### LISTED ENTRIES ###

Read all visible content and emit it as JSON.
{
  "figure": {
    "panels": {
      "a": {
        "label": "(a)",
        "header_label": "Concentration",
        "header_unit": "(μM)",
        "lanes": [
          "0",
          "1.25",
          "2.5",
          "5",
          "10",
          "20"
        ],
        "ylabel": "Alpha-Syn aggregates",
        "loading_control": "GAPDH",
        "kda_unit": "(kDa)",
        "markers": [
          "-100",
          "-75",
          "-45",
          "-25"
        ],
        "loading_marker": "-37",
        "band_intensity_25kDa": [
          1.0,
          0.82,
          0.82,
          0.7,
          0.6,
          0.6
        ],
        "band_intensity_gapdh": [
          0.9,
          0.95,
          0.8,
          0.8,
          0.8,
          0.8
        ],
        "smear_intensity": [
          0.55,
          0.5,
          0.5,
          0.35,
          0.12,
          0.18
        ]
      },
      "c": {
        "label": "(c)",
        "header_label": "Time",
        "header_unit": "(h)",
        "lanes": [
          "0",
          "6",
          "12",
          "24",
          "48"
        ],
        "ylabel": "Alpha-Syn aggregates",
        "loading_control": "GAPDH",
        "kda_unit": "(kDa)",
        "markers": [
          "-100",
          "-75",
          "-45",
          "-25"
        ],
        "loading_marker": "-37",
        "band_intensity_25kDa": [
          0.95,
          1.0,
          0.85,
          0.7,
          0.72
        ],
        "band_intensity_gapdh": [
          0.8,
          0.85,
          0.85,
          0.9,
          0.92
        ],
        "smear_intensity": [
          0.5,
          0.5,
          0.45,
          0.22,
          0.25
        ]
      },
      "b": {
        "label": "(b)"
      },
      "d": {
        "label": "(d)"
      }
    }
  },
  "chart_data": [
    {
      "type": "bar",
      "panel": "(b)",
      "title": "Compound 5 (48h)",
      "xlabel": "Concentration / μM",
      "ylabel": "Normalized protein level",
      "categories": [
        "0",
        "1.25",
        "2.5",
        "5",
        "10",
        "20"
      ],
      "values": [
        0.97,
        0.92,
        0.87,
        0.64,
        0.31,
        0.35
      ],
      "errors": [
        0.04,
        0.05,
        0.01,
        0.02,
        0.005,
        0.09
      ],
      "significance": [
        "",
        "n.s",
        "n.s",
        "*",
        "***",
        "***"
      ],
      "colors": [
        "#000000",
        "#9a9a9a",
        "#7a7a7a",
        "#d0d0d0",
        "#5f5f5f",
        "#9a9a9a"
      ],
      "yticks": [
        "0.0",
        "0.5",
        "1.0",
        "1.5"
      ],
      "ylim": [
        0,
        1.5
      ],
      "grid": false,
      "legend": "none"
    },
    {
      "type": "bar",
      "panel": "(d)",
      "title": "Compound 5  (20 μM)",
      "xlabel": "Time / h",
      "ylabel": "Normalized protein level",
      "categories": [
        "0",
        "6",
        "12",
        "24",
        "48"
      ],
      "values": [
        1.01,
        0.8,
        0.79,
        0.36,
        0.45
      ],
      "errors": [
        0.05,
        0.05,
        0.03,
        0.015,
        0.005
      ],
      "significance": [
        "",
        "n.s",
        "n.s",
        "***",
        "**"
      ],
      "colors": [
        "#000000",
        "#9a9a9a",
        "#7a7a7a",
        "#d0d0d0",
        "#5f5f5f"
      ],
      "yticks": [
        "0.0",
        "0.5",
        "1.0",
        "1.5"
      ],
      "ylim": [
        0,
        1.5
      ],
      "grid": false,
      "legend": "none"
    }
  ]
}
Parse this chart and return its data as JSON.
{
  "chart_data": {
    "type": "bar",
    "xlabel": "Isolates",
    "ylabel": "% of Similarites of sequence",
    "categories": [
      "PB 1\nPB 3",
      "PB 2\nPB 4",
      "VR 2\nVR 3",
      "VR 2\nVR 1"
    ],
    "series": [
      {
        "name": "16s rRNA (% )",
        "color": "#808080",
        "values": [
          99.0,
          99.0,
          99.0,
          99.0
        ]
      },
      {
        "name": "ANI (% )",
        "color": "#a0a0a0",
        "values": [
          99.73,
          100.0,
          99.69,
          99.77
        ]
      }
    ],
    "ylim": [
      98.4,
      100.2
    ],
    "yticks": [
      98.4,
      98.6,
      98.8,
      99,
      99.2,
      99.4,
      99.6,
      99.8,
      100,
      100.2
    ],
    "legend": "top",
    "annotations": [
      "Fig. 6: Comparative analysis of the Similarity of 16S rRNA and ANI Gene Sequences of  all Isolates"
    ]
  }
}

###

WHAT IS NEEDED: Without leaving anything out, quote all the data.

FINISHED TASK:
Read all visible content and emit it as JSON.
{
  "figure": {
    "panels": {
      "a": {
        "label": "(a)",
        "header_label": "Concentration",
        "header_unit": "(μM)",
        "lanes": [
          "0",
          "1.25",
          "2.5",
          "5",
          "10",
          "20"
        ],
        "ylabel": "Alpha-Syn aggregates",
        "loading_control": "GAPDH",
        "kda_unit": "(kDa)",
        "markers": [
          "-100",
          "-75",
          "-45",
          "-25"
        ],
        "loading_marker": "-37",
        "band_intensity_25kDa": [
          1.0,
          0.82,
          0.82,
          0.7,
          0.6,
          0.6
        ],
        "band_intensity_gapdh": [
          0.9,
          0.95,
          0.8,
          0.8,
          0.8,
          0.8
        ],
        "smear_intensity": [
          0.55,
          0.5,
          0.5,
          0.35,
          0.12,
          0.18
        ]
      },
      "c": {
        "label": "(c)",
        "header_label": "Time",
        "header_unit": "(h)",
        "lanes": [
          "0",
          "6",
          "12",
          "24",
          "48"
        ],
        "ylabel": "Alpha-Syn aggregates",
        "loading_control": "GAPDH",
        "kda_unit": "(kDa)",
        "markers": [
          "-100",
          "-75",
          "-45",
          "-25"
        ],
        "loading_marker": "-37",
        "band_intensity_25kDa": [
          0.95,
          1.0,
          0.85,
          0.7,
          0.72
        ],
        "band_intensity_gapdh": [
          0.8,
          0.85,
          0.85,
          0.9,
          0.92
        ],
        "smear_intensity": [
          0.5,
          0.5,
          0.45,
          0.22,
          0.25
        ]
      },
      "b": {
        "label": "(b)"
      },
      "d": {
        "label": "(d)"
      }
    }
  },
  "chart_data": [
    {
      "type": "bar",
      "panel": "(b)",
      "title": "Compound 5 (48h)",
      "xlabel": "Concentration / μM",
      "ylabel": "Normalized protein level",
      "categories": [
        "0",
        "1.25",
        "2.5",
        "5",
        "10",
        "20"
      ],
      "values": [
        0.97,
        0.92,
        0.87,
        0.64,
        0.31,
        0.35
      ],
      "errors": [
        0.04,
        0.05,
        0.01,
        0.02,
        0.005,
        0.09
      ],
      "significance": [
        "",
        "n.s",
        "n.s",
        "*",
        "***",
        "***"
      ],
      "colors": [
        "#000000",
        "#9a9a9a",
        "#7a7a7a",
        "#d0d0d0",
        "#5f5f5f",
        "#9a9a9a"
      ],
      "yticks": [
        "0.0",
        "0.5",
        "1.0",
        "1.5"
      ],
      "ylim": [
        0,
        1.5
      ],
      "grid": false,
      "legend": "none"
    },
    {
      "type": "bar",
      "panel": "(d)",
      "title": "Compound 5  (20 μM)",
      "xlabel": "Time / h",
      "ylabel": "Normalized protein level",
      "categories": [
        "0",
        "6",
        "12",
        "24",
        "48"
      ],
      "values": [
        1.01,
        0.8,
        0.79,
        0.36,
        0.45
      ],
      "errors": [
        0.05,
        0.05,
        0.03,
        0.015,
        0.005
      ],
      "significance": [
        "",
        "n.s",
        "n.s",
        "***",
        "**"
      ],
      "colors": [
        "#000000",
        "#9a9a9a",
        "#7a7a7a",
        "#d0d0d0",
        "#5f5f5f"
      ],
      "yticks": [
        "0.0",
        "0.5",
        "1.0",
        "1.5"
      ],
      "ylim": [
        0,
        1.5
      ],
      "grid": false,
      "legend": "none"
    }
  ]
}
Parse this chart and return its data as JSON.
{
  "chart_data": {
    "type": "bar",
    "xlabel": "Isolates",
    "ylabel": "% of Similarites of sequence",
    "categories": [
      "PB 1\nPB 3",
      "PB 2\nPB 4",
      "VR 2\nVR 3",
      "VR 2\nVR 1"
    ],
    "series": [
      {
        "name": "16s rRNA (% )",
        "color": "#808080",
        "values": [
          99.0,
          99.0,
          99.0,
          99.0
        ]
      },
      {
        "name": "ANI (% )",
        "color": "#a0a0a0",
        "values": [
          99.73,
          100.0,
          99.69,
          99.77
        ]
      }
    ],
    "ylim": [
      98.4,
      100.2
    ],
    "yticks": [
      98.4,
      98.6,
      98.8,
      99,
      99.2,
      99.4,
      99.6,
      99.8,
      100,
      100.2
    ],
    "legend": "top",
    "annotations": [
      "Fig. 6: Comparative analysis of the Similarity of 16S rRNA and ANI Gene Sequences of  all Isolates"
    ]
  }
}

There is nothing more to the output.